Exercise brief
Count how many lines contain the word "JSON". Respond with the number alone.

(Data tied to figure images)
======
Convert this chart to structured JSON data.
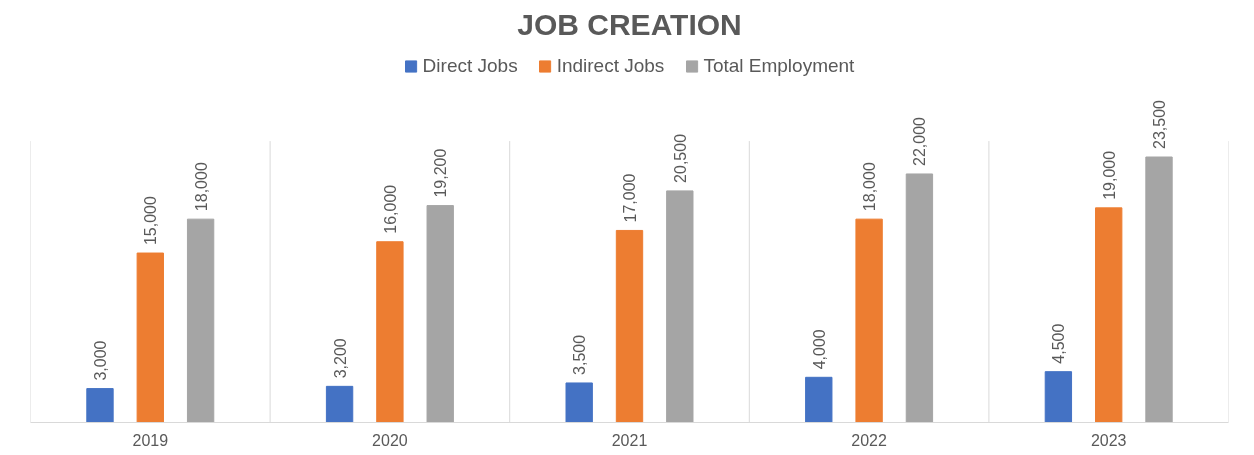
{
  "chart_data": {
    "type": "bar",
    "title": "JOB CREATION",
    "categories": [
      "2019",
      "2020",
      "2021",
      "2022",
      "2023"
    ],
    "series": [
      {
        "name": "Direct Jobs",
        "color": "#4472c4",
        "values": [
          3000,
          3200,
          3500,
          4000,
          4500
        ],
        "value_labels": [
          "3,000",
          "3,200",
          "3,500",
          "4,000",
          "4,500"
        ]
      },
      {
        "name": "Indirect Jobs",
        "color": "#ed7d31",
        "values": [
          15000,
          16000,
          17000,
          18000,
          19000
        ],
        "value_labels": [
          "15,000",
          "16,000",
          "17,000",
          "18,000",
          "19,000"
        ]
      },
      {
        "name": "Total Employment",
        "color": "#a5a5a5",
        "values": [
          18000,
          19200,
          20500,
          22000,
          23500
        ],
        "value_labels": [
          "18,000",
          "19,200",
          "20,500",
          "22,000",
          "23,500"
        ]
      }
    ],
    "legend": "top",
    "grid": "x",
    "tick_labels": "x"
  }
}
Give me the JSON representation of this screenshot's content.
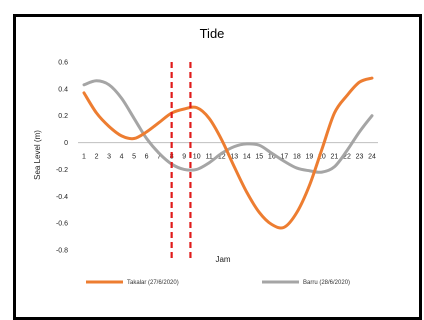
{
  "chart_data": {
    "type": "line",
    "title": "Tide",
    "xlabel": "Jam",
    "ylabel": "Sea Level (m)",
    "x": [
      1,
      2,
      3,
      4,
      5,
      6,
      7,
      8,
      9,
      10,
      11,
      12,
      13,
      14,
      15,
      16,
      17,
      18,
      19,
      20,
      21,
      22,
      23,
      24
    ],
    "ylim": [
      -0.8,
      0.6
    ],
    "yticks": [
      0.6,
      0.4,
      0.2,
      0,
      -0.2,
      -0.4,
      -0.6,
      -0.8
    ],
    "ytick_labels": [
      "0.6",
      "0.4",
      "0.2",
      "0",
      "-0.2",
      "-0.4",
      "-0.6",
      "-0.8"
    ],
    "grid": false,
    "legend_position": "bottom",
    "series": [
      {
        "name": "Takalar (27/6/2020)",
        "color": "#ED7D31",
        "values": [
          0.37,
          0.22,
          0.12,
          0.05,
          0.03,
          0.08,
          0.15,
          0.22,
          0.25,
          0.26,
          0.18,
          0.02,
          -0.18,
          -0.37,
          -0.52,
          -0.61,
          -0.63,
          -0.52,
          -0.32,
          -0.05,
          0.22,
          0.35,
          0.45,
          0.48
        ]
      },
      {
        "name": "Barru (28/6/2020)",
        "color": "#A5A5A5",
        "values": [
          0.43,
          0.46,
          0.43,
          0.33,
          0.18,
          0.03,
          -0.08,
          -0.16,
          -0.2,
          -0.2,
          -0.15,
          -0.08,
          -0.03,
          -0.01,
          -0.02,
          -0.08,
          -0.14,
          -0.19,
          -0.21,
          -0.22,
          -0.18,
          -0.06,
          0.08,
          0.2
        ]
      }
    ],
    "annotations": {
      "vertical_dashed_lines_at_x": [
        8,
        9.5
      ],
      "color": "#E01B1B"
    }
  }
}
======
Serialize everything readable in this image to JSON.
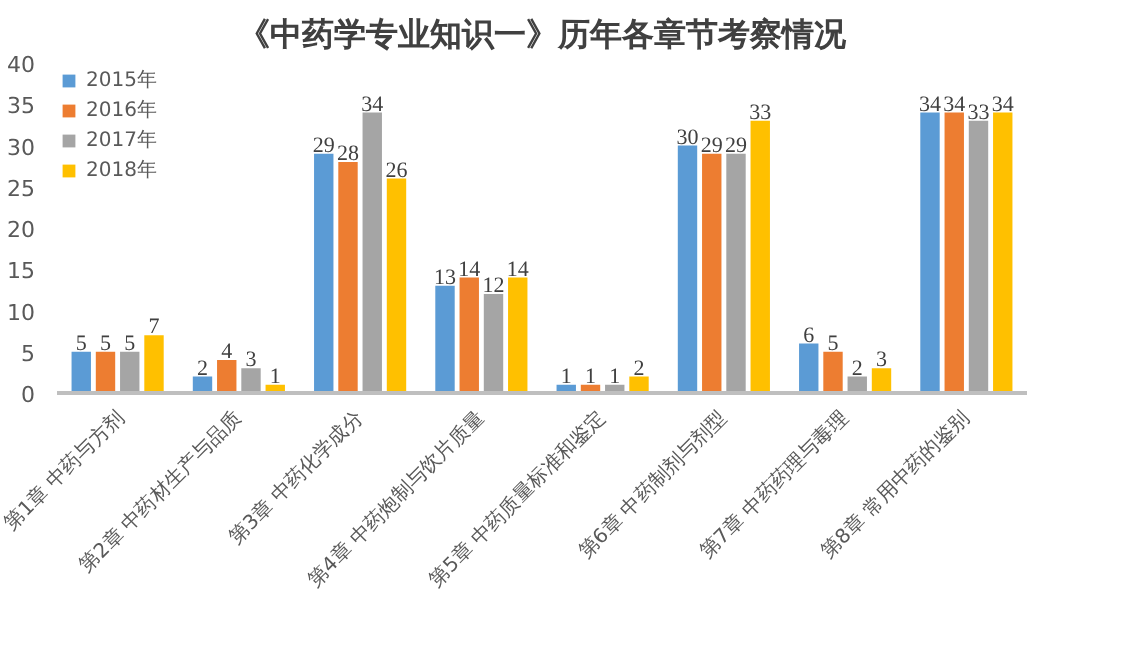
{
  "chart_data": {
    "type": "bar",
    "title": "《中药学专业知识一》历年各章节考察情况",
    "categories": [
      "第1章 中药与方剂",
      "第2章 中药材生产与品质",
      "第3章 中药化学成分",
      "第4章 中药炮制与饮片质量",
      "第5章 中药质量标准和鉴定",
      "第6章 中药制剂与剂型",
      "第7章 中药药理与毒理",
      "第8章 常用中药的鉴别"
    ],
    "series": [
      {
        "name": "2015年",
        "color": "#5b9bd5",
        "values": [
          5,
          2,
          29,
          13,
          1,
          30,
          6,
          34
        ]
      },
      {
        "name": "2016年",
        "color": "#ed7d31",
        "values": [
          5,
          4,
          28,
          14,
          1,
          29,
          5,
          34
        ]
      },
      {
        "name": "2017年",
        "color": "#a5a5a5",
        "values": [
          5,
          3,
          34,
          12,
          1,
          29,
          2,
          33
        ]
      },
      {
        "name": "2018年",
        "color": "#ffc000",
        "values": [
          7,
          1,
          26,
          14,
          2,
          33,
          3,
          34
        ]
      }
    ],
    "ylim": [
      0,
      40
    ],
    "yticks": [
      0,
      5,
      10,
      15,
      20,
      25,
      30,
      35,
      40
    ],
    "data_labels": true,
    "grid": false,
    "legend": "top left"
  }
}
======
Response below
3